▶ **PROBLEM STATEMENT**
Report every line in the listing that contains the string "title".

▶ **Stored data**

+===+

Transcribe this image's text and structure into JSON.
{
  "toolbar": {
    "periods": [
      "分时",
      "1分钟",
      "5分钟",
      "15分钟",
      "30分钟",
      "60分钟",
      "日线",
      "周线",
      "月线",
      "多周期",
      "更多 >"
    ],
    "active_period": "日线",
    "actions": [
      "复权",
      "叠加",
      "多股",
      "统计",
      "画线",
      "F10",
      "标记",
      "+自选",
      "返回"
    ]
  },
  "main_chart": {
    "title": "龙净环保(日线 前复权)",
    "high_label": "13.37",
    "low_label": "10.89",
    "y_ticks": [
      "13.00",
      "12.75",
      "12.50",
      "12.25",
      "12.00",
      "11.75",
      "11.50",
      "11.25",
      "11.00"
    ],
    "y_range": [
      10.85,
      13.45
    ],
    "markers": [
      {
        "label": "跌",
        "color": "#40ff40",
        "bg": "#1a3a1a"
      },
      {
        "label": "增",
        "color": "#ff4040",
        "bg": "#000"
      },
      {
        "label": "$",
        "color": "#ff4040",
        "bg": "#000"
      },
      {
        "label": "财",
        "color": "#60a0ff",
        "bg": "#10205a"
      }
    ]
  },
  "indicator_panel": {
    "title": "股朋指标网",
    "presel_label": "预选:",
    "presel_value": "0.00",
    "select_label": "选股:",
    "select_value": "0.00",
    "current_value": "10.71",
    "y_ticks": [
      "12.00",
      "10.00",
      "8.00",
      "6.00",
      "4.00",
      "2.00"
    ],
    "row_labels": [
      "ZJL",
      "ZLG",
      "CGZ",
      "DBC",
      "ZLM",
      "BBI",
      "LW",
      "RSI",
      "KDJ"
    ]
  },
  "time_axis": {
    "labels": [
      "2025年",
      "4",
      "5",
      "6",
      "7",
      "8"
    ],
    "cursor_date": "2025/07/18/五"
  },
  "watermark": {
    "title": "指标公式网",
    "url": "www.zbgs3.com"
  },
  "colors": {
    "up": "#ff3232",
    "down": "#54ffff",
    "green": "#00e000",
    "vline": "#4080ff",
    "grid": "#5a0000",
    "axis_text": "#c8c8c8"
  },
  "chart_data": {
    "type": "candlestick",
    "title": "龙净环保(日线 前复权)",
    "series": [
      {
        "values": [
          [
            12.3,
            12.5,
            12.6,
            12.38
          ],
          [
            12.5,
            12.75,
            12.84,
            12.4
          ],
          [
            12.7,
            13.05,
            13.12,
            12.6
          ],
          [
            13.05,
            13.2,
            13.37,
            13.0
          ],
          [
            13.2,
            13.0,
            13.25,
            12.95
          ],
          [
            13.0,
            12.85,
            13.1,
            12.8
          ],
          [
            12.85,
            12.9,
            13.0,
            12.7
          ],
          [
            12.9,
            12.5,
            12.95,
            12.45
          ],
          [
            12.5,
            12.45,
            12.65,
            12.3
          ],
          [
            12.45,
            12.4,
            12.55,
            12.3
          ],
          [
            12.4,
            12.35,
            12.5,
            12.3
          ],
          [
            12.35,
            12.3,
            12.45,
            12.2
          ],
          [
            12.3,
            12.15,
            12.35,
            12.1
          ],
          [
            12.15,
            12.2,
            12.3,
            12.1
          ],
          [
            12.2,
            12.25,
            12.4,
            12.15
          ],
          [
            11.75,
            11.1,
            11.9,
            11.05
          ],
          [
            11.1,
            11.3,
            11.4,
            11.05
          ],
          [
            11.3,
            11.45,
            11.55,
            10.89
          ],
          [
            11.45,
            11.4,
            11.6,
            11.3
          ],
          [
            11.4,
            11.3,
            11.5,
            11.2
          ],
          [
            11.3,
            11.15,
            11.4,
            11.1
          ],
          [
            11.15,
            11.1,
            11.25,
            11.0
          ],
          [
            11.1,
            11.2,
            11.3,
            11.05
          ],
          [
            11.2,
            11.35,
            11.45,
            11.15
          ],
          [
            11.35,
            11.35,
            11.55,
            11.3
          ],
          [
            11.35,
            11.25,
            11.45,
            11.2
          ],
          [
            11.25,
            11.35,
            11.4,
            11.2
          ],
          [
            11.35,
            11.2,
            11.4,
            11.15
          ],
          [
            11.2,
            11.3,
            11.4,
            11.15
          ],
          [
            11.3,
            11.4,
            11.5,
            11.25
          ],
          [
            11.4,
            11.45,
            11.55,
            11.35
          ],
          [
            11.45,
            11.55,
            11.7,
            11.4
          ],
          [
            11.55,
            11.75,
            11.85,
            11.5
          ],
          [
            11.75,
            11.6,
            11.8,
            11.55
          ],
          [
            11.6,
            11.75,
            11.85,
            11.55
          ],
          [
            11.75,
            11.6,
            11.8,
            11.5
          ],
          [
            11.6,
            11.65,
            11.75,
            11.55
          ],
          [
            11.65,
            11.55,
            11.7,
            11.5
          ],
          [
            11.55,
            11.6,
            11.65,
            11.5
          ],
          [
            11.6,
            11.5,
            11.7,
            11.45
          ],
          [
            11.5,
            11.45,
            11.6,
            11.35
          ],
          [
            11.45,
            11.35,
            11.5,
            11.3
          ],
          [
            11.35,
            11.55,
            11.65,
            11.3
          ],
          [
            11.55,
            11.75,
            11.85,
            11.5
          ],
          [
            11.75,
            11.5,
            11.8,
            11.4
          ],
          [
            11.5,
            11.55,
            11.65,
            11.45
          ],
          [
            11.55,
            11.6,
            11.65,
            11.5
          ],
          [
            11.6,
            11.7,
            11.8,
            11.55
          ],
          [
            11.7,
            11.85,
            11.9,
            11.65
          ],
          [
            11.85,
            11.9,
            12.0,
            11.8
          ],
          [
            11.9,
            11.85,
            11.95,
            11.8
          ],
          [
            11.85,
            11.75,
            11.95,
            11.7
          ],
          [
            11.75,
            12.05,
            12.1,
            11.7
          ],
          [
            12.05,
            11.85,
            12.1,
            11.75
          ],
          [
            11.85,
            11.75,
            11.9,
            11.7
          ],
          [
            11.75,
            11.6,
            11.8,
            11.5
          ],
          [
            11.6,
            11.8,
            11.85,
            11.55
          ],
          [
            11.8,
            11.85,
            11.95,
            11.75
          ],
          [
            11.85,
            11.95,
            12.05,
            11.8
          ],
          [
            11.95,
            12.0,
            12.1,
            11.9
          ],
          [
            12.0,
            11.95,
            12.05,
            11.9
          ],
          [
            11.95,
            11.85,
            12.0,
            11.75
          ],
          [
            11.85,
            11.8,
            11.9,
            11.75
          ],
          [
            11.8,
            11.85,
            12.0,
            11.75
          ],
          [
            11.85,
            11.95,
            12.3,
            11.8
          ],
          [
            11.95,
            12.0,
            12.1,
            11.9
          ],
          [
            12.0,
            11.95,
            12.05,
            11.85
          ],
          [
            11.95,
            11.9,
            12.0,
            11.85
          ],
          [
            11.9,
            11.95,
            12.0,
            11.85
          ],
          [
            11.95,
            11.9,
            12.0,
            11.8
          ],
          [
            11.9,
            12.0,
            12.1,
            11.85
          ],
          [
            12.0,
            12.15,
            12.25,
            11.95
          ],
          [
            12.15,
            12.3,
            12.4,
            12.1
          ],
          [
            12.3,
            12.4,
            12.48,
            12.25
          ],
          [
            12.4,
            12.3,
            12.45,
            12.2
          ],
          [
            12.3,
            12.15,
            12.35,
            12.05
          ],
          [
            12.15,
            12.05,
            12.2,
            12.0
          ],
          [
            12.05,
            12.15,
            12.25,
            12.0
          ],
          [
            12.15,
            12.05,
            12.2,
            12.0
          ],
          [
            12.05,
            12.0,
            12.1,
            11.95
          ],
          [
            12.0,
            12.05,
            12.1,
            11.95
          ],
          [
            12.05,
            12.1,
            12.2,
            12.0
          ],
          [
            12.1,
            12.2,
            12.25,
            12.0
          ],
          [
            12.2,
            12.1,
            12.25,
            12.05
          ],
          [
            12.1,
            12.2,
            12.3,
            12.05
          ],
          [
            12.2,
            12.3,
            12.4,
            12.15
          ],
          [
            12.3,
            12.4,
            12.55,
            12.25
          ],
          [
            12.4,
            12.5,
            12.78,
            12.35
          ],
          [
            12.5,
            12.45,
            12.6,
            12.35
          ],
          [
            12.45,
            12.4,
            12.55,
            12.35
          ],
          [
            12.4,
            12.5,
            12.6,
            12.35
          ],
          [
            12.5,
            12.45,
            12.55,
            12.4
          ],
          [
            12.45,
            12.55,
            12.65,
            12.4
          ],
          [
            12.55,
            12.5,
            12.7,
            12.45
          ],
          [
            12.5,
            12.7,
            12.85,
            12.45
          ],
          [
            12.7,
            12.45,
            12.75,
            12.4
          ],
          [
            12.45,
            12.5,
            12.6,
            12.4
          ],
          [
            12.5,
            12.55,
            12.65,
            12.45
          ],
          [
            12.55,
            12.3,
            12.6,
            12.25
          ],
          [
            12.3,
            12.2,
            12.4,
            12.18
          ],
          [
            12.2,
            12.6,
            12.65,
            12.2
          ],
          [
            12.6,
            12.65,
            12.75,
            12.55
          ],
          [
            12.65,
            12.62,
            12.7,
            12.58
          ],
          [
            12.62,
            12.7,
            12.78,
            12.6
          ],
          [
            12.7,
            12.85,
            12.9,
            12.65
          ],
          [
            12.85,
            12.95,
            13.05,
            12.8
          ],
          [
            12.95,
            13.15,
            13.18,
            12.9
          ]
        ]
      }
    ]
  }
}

+===+

▶ **THE REPLY**
    "title": "龙净环保(日线 前复权)",
    "title": "股朋指标网",
    "title": "指标公式网",
    "title": "龙净环保(日线 前复权)",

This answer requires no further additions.